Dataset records
□ □ □ □

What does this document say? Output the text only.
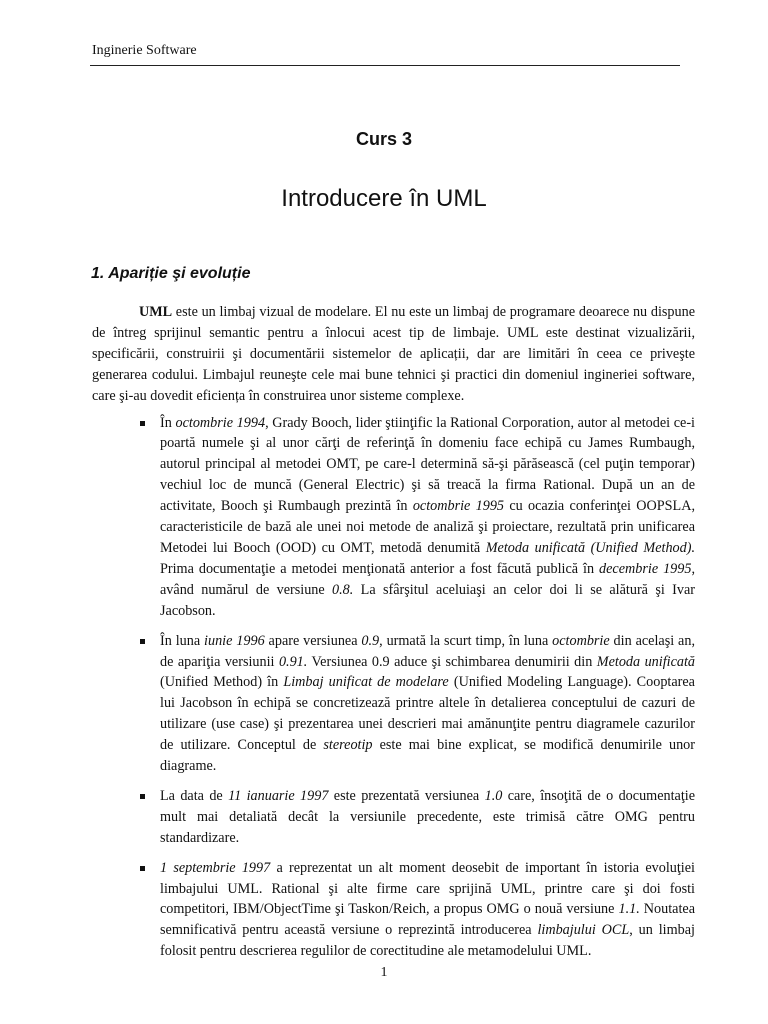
Inginerie Software
Curs 3
Introducere în UML
1. Apariție şi evoluție

UML este un limbaj vizual de modelare. El nu este un limbaj de programare deoarece nu dispune de întreg sprijinul semantic pentru a înlocui acest tip de limbaje. UML este destinat vizualizării, specificării, construirii şi documentării sistemelor de aplicații, dar are limitări în ceea ce priveşte generarea codului. Limbajul reuneşte cele mai bune tehnici şi practici din domeniul ingineriei software, care şi-au dovedit eficiența în construirea unor sisteme complexe.

În octombrie 1994, Grady Booch, lider ştiinţific la Rational Corporation, autor al metodei ce-i poartă numele şi al unor cărţi de referinţă în domeniu face echipă cu James Rumbaugh, autorul principal al metodei OMT, pe care-l determină să-şi părăsească (cel puţin temporar) vechiul loc de muncă (General Electric) şi să treacă la firma Rational. După un an de activitate, Booch şi Rumbaugh prezintă în octombrie 1995 cu ocazia conferinţei OOPSLA, caracteristicile de bază ale unei noi metode de analiză şi proiectare, rezultată prin unificarea Metodei lui Booch (OOD) cu OMT, metodă denumită Metoda unificată (Unified Method). Prima documentaţie a metodei menţionată anterior a fost făcută publică în decembrie 1995, având numărul de versiune 0.8. La sfârşitul aceluiaşi an celor doi li se alătură şi Ivar Jacobson.
În luna iunie 1996 apare versiunea 0.9, urmată la scurt timp, în luna octombrie din acelaşi an, de apariţia versiunii 0.91. Versiunea 0.9 aduce şi schimbarea denumirii din Metoda unificată (Unified Method) în Limbaj unificat de modelare (Unified Modeling Language). Cooptarea lui Jacobson în echipă se concretizează printre altele în detalierea conceptului de cazuri de utilizare (use case) şi prezentarea unei descrieri mai amănunţite pentru diagramele cazurilor de utilizare. Conceptul de stereotip este mai bine explicat, se modifică denumirile unor diagrame.
La data de 11 ianuarie 1997 este prezentată versiunea 1.0 care, însoţită de o documentaţie mult mai detaliată decât la versiunile precedente, este trimisă către OMG pentru standardizare.
1 septembrie 1997 a reprezentat un alt moment deosebit de important în istoria evoluţiei limbajului UML. Rational şi alte firme care sprijină UML, printre care şi doi fosti competitori, IBM/ObjectTime şi Taskon/Reich, a propus OMG o nouă versiune 1.1. Noutatea semnificativă pentru această versiune o reprezintă introducerea limbajului OCL, un limbaj folosit pentru descrierea regulilor de corectitudine ale metamodelului UML.
1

□ □ □ □

§ **Exercise directions**:
Isolate the lines that hold the word "versiunea" and copy all of them.

§ **Expected output**:
În luna iunie 1996 apare versiunea 0.9, urmată la scurt timp, în luna octombrie din acelaşi an, de apariţia versiunii 0.91. Versiunea 0.9 aduce şi schimbarea denumirii din Metoda unificată (Unified Method) în Limbaj unificat de modelare (Unified Modeling Language). Cooptarea lui Jacobson în echipă se concretizează printre altele în detalierea conceptului de cazuri de utilizare (use case) şi prezentarea unei descrieri mai amănunţite pentru diagramele cazurilor de utilizare. Conceptul de stereotip este mai bine explicat, se modifică denumirile unor diagrame.
La data de 11 ianuarie 1997 este prezentată versiunea 1.0 care, însoţită de o documentaţie mult mai detaliată decât la versiunile precedente, este trimisă către OMG pentru standardizare.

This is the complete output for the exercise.